=== What the task requires ===
Read the entries below and pull out each line with the string "March".

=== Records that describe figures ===

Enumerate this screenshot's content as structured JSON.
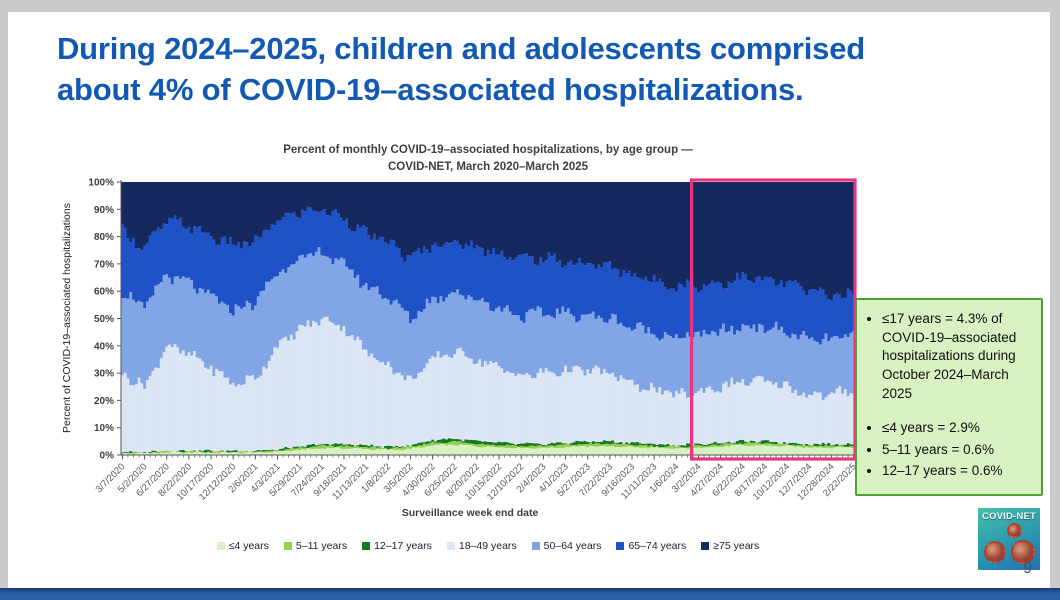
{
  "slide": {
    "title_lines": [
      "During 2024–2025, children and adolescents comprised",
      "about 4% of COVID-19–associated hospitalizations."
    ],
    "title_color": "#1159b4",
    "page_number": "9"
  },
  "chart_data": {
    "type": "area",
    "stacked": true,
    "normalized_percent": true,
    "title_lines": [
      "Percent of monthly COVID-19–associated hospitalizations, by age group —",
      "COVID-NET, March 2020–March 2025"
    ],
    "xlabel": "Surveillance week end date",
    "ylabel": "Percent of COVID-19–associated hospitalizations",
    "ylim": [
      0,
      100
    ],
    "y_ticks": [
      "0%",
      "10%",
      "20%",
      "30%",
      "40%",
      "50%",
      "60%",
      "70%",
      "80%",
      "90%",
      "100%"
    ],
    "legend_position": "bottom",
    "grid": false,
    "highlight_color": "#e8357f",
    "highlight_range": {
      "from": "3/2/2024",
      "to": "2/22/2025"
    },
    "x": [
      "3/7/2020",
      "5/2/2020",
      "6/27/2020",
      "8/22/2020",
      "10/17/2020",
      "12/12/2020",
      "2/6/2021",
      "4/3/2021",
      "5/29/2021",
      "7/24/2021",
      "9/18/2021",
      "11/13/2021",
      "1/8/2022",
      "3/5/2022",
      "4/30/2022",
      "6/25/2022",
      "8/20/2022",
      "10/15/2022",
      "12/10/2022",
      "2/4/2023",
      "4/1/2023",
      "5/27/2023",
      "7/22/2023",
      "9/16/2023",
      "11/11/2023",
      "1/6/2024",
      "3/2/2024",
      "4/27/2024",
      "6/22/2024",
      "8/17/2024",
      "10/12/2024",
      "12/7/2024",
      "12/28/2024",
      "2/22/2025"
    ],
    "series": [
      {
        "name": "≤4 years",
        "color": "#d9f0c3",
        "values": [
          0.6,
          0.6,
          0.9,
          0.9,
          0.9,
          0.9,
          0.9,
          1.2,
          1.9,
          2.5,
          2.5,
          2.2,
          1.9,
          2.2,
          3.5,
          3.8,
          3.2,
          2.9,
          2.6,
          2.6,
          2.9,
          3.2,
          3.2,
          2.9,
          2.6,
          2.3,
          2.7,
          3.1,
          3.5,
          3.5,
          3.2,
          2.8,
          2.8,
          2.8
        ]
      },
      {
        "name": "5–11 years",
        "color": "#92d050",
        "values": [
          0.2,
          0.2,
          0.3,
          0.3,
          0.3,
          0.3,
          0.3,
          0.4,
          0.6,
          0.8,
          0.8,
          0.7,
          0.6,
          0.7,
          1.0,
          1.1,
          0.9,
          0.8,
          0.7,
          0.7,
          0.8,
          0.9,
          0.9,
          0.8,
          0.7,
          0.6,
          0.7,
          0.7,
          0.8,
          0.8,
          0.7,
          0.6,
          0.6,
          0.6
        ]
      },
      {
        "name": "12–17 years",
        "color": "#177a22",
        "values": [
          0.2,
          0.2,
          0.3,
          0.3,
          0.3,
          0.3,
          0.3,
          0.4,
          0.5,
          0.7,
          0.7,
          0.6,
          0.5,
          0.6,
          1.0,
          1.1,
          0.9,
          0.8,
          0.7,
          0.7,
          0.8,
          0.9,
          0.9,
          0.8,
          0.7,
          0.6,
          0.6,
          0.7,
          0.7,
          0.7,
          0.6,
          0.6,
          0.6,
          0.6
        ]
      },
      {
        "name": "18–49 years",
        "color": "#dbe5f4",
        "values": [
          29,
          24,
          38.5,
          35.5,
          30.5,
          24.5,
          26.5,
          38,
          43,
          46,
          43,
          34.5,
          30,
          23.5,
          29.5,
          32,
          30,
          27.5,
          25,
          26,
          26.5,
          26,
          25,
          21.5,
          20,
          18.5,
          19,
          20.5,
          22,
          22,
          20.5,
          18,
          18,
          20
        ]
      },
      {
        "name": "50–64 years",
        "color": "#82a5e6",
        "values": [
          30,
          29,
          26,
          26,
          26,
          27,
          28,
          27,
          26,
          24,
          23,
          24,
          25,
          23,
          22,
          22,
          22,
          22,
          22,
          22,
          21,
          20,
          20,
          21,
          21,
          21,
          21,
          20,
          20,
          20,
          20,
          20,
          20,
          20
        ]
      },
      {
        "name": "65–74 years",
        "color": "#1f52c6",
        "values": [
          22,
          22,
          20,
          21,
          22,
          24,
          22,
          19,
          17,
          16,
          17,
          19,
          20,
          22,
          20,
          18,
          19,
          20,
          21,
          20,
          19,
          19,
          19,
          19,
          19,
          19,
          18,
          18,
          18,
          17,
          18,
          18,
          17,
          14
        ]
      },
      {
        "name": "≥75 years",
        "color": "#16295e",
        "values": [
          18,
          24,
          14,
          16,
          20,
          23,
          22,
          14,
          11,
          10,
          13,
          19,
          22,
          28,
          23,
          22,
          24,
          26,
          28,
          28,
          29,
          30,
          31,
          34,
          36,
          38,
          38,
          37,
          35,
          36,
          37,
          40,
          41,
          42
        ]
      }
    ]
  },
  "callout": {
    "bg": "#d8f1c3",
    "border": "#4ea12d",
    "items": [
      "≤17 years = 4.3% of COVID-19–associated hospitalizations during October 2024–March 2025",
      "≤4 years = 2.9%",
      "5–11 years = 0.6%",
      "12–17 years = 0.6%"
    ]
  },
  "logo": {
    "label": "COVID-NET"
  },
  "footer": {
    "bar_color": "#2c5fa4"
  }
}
---
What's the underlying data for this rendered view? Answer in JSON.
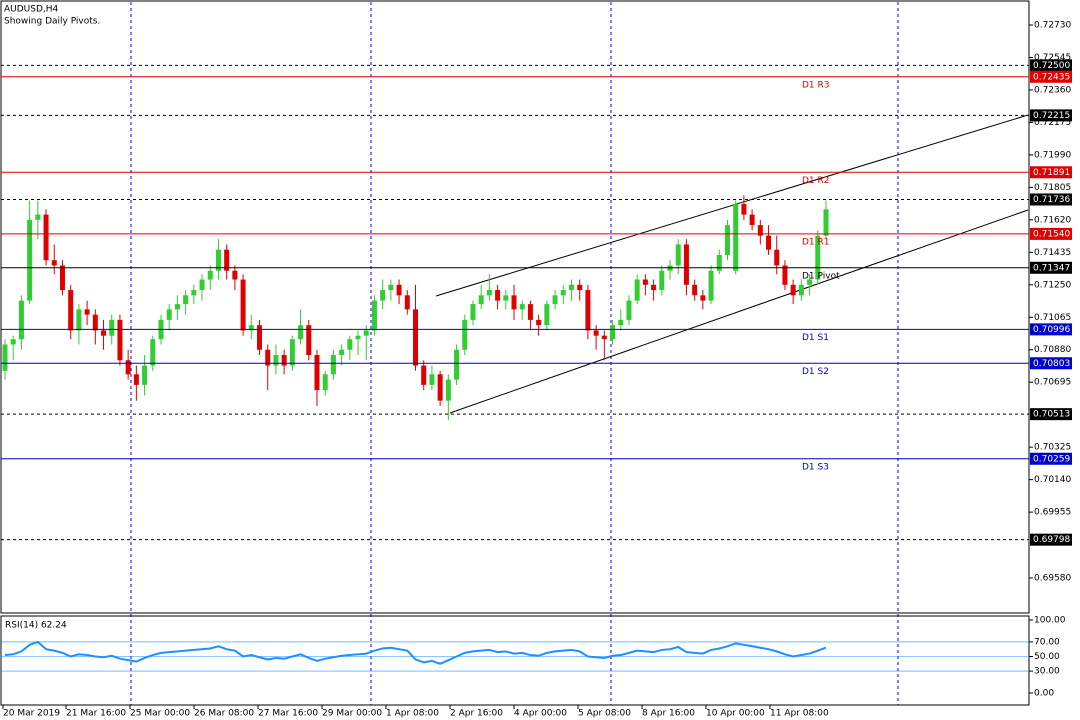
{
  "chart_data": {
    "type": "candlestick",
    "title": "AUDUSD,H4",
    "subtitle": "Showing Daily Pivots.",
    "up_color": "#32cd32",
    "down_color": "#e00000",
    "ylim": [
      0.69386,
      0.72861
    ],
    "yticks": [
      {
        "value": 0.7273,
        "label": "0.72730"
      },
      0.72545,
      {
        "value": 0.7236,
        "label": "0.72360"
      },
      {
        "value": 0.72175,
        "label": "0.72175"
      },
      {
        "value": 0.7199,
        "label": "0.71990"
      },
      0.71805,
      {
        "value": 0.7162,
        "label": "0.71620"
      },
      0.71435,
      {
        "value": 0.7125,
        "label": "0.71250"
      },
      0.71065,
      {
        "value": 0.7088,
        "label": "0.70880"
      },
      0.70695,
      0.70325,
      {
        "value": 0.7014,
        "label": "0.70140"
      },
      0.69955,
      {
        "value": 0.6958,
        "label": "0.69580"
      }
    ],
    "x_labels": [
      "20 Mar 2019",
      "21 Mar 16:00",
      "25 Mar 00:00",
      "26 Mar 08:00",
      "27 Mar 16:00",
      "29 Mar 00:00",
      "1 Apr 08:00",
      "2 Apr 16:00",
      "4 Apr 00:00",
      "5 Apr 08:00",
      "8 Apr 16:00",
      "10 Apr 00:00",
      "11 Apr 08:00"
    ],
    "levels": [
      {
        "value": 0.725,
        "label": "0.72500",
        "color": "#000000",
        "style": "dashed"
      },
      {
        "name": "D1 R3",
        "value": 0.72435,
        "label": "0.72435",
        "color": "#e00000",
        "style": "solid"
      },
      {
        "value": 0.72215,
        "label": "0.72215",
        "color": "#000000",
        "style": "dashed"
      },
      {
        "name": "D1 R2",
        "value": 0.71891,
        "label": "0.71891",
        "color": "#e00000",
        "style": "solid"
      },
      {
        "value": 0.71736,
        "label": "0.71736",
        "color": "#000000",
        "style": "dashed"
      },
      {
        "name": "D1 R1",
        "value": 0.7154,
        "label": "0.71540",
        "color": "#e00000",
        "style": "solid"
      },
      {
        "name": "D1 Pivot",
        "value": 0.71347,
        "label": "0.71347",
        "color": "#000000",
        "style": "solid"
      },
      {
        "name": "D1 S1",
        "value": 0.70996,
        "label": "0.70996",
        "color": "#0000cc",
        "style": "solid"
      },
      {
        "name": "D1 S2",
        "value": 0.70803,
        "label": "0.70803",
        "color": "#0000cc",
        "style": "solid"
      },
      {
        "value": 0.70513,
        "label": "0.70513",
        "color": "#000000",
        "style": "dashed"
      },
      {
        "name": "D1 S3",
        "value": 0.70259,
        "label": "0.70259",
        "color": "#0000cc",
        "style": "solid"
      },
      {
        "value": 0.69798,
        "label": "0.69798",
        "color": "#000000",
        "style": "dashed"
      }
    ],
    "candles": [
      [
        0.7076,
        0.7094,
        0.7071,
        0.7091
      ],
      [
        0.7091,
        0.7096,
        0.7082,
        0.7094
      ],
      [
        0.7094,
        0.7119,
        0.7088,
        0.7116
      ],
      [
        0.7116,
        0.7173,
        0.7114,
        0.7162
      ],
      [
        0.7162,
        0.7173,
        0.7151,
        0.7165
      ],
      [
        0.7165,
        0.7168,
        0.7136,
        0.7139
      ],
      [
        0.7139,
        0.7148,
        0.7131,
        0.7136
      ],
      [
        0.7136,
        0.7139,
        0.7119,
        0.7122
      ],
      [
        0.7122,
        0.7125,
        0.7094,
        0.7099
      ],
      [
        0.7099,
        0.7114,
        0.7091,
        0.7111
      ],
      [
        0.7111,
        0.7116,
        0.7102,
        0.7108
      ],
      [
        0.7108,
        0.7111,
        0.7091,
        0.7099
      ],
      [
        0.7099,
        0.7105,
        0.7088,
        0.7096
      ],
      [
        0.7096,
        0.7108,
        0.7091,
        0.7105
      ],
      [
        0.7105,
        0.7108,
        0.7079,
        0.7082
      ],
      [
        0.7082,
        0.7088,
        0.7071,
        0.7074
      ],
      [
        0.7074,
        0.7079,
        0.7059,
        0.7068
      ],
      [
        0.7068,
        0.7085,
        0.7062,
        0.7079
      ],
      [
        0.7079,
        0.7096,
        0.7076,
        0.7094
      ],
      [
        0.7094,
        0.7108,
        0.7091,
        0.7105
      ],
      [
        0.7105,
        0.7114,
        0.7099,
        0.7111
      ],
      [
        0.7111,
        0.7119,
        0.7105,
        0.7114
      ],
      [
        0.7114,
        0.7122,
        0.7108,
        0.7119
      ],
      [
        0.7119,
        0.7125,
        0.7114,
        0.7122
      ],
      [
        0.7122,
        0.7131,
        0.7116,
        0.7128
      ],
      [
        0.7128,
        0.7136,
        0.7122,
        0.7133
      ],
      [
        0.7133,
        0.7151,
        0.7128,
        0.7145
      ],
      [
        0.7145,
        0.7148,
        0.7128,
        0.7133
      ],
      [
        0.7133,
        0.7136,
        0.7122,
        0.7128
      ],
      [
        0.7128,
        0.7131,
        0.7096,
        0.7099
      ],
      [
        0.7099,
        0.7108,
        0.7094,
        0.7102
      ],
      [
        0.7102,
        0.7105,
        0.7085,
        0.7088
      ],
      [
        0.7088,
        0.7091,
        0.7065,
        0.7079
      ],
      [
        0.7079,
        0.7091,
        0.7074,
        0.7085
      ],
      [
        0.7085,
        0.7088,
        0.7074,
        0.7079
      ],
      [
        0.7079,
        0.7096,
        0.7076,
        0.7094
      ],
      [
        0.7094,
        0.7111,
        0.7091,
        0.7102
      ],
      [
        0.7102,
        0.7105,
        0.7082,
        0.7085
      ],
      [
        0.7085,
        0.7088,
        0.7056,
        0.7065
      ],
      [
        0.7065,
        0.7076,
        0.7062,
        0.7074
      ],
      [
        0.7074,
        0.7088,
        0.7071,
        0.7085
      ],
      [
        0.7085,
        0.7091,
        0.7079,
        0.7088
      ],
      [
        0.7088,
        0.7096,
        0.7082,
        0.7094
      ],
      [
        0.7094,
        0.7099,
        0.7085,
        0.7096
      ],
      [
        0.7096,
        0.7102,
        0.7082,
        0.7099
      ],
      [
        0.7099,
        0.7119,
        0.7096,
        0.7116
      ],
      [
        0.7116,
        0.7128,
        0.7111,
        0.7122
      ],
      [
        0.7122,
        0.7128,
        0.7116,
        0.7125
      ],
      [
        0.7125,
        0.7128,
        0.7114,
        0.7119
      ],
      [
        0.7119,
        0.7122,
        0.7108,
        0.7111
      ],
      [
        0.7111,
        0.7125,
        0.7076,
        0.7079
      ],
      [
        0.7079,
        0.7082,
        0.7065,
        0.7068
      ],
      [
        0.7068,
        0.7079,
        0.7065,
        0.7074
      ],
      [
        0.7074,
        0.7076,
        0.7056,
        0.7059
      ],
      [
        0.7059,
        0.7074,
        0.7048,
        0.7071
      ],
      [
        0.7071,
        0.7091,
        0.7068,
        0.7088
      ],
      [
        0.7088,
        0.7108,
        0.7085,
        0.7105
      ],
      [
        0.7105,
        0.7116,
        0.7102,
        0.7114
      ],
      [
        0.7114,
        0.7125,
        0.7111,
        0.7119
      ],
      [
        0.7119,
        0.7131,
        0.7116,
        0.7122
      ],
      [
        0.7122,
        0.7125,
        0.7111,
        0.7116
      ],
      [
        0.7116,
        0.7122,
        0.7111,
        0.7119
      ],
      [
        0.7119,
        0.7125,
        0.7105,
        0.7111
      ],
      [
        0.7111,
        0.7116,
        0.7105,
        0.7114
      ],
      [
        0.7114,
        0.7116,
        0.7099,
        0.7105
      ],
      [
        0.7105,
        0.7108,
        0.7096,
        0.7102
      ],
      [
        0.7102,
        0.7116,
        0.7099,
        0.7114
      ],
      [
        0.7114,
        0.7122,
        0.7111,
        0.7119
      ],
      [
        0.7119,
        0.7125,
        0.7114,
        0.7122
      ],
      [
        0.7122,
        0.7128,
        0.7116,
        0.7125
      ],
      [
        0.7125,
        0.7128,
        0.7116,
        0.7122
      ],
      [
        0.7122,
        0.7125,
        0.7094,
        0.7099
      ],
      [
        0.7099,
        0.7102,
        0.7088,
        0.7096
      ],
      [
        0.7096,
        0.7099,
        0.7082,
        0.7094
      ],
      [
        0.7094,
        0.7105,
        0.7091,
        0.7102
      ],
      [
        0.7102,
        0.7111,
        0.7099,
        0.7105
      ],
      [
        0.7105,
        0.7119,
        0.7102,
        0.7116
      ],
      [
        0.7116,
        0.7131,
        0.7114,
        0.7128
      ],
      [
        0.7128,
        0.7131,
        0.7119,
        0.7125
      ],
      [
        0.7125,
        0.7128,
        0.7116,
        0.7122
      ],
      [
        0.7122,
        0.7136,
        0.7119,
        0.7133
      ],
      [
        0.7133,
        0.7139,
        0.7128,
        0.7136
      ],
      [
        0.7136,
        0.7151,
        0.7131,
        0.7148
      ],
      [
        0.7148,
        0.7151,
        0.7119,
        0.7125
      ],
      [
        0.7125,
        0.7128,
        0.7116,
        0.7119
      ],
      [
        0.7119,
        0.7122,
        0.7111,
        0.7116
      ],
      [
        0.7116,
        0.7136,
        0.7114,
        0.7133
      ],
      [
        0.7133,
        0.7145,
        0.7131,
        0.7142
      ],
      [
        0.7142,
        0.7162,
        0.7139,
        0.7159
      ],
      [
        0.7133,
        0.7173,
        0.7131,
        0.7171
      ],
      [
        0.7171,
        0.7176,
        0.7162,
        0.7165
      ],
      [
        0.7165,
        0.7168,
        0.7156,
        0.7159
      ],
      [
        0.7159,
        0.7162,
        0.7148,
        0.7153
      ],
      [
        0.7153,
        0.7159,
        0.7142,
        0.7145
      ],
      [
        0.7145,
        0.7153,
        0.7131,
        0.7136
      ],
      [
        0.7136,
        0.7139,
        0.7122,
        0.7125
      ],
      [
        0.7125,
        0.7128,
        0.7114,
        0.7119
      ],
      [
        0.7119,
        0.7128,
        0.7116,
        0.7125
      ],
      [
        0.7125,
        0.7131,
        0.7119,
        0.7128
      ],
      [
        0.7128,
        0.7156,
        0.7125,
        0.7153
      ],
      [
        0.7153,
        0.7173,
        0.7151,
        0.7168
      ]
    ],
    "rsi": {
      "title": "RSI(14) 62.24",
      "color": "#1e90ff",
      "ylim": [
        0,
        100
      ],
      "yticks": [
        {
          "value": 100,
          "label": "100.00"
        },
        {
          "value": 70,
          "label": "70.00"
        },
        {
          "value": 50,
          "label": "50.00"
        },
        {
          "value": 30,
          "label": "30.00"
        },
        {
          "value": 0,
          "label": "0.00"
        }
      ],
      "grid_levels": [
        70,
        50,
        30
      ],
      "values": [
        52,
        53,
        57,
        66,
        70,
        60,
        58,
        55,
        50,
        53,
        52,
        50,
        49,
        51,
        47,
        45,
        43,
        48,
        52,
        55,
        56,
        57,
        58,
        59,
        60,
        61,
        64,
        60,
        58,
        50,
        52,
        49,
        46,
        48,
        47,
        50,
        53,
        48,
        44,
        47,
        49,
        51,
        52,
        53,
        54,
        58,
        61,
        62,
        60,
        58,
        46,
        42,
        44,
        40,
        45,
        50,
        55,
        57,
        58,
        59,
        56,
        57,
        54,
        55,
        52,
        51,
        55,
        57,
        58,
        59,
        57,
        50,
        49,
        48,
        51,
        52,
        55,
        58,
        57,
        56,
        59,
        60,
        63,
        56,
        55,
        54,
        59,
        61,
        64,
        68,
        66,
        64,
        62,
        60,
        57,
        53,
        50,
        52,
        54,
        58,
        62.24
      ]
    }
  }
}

=== Output for this task ===
      "COVID-NET, March 2020–March 2025"
      "≤17 years = 4.3% of COVID-19–associated hospitalizations during October 2024–March 2025",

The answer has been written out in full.